* Stored data
•••••

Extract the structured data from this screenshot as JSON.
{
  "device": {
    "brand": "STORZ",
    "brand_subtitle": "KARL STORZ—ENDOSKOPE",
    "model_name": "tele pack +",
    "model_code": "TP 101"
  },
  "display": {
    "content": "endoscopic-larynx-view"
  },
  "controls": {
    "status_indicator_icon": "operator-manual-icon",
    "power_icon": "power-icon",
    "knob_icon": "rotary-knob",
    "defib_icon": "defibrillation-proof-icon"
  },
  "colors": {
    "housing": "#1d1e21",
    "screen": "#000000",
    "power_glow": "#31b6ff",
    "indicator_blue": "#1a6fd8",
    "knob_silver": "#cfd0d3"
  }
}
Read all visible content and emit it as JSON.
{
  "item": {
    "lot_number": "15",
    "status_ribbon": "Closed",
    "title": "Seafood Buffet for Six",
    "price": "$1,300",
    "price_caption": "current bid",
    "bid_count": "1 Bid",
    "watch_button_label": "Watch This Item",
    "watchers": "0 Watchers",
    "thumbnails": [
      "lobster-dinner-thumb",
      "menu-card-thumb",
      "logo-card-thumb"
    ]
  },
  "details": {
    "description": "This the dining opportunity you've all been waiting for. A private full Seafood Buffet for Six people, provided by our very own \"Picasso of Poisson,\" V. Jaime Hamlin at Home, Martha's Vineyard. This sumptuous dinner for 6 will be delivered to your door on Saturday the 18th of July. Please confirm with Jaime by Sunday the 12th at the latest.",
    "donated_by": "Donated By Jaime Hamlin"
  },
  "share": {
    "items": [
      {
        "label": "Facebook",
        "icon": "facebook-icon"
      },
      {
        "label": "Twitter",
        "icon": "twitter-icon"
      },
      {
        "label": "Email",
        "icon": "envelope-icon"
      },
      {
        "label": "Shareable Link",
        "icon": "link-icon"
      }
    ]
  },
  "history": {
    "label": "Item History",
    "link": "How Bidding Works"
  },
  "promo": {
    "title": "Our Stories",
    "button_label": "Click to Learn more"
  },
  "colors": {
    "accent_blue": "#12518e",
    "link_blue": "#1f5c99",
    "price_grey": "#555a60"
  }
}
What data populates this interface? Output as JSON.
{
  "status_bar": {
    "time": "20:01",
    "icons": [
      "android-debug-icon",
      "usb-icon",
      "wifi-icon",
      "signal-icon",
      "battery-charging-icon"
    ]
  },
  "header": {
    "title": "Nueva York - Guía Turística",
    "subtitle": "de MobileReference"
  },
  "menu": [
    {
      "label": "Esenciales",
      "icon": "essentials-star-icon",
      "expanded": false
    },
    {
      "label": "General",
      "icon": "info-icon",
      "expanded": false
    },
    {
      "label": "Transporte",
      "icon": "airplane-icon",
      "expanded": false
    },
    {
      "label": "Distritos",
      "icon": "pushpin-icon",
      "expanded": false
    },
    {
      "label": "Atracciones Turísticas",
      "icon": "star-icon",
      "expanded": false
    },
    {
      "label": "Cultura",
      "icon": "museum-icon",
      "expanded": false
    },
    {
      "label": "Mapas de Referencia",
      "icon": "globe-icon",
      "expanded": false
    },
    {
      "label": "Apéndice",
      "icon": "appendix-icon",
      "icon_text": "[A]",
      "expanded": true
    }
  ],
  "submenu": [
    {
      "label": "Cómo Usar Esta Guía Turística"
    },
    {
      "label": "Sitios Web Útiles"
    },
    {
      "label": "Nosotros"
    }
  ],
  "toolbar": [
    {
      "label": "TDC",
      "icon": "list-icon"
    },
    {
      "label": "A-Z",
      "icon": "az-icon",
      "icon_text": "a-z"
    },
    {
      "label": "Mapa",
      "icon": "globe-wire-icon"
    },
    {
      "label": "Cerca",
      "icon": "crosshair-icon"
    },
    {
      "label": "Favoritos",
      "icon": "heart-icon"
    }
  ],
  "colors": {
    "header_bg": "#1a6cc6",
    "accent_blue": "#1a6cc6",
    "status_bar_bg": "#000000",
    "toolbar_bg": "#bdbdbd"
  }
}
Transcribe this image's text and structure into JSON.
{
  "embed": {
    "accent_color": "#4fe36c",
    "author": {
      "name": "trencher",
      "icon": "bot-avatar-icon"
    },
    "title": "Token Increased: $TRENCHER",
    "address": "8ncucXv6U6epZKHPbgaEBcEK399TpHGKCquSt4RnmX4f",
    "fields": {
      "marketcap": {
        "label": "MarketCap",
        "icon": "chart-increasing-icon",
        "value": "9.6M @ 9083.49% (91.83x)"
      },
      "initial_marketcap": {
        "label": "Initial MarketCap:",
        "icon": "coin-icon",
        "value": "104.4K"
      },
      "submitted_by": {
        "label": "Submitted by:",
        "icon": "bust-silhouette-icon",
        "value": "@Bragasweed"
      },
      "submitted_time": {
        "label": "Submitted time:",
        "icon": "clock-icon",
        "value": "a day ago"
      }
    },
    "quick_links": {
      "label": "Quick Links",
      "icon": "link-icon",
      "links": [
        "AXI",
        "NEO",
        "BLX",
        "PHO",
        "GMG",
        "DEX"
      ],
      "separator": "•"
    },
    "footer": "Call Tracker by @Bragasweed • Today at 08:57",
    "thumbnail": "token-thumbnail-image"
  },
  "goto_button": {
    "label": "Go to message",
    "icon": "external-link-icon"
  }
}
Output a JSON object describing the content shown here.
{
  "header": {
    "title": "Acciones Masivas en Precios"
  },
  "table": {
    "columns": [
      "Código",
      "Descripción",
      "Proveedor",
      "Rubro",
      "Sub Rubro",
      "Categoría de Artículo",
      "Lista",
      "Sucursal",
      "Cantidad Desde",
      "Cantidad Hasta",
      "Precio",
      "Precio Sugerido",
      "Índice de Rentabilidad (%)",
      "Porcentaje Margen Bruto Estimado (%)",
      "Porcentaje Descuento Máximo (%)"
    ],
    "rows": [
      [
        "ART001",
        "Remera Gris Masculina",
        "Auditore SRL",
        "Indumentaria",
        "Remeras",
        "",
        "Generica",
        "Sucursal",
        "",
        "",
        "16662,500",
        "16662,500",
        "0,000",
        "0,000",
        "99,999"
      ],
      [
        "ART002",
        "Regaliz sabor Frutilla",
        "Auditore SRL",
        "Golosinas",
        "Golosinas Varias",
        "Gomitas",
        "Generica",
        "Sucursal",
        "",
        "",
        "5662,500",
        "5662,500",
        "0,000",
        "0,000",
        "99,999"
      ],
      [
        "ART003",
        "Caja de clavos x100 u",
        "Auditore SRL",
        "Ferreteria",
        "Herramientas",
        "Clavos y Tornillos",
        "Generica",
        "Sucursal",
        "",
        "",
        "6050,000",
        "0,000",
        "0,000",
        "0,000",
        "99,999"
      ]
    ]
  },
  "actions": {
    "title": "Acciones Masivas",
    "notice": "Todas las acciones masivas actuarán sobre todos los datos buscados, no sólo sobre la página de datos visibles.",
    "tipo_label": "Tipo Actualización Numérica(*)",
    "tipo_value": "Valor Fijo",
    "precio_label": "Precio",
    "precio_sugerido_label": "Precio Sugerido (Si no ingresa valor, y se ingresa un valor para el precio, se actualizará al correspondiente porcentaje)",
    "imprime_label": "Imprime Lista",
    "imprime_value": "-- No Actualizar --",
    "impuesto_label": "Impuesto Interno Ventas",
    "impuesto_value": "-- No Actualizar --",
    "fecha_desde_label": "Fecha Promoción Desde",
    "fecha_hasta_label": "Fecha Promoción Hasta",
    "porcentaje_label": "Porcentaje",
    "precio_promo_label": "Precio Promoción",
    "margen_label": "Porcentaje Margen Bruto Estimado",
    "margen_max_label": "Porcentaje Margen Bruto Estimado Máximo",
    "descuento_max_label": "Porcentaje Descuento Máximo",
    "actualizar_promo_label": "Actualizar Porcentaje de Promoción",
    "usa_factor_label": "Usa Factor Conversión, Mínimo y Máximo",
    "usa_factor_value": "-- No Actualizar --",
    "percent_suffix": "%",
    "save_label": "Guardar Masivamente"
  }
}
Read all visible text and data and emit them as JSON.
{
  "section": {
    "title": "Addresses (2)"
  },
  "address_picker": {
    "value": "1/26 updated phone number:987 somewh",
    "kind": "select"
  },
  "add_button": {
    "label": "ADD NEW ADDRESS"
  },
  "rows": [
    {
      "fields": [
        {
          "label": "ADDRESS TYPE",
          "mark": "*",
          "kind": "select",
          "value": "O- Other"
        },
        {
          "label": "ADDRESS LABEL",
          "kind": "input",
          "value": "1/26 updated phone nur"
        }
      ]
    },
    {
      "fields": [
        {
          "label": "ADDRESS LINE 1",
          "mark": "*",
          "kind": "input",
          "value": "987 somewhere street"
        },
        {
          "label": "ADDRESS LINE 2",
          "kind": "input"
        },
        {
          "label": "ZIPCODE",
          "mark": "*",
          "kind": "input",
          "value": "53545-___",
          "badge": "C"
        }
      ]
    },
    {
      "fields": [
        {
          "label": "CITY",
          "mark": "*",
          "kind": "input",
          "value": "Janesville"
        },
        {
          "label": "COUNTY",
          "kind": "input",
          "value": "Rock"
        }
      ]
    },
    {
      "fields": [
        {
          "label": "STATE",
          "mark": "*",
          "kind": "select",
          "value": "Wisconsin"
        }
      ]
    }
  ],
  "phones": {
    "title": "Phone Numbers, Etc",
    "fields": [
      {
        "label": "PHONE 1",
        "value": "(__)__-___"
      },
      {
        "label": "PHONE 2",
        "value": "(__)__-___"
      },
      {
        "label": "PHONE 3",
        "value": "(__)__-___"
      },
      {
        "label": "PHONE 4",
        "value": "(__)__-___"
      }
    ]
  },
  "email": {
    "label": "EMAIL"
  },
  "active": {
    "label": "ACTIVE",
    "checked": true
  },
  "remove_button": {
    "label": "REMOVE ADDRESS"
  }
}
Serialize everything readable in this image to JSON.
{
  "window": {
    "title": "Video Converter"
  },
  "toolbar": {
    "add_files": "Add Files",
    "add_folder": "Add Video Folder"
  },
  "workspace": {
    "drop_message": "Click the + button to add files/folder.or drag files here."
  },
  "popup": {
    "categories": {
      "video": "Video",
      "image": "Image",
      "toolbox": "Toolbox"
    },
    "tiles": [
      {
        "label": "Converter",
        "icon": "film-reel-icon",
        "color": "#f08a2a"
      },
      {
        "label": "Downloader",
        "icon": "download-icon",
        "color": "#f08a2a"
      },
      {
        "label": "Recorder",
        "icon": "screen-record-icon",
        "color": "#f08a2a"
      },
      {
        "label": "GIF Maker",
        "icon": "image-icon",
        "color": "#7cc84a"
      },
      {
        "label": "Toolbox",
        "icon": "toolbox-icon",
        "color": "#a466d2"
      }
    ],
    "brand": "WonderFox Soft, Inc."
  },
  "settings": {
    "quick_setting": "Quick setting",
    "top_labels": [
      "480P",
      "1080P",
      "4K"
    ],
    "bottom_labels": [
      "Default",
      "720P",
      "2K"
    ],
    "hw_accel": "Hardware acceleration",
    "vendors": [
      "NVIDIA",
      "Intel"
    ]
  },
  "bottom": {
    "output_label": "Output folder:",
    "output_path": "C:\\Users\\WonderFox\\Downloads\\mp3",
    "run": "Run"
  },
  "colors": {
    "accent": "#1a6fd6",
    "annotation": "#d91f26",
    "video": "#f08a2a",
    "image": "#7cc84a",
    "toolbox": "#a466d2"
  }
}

•••••

* TASK INSTRUCTIONS
Look through the entries above. Extract each line with the word "image".

* SOLUTION
Transcribe this image's text and structure into JSON.
    "thumbnail": "token-thumbnail-image"
Serialize everything readable in this image to JSON.
      "image": "Image",
        "icon": "image-icon",
    "image": "#7cc84a",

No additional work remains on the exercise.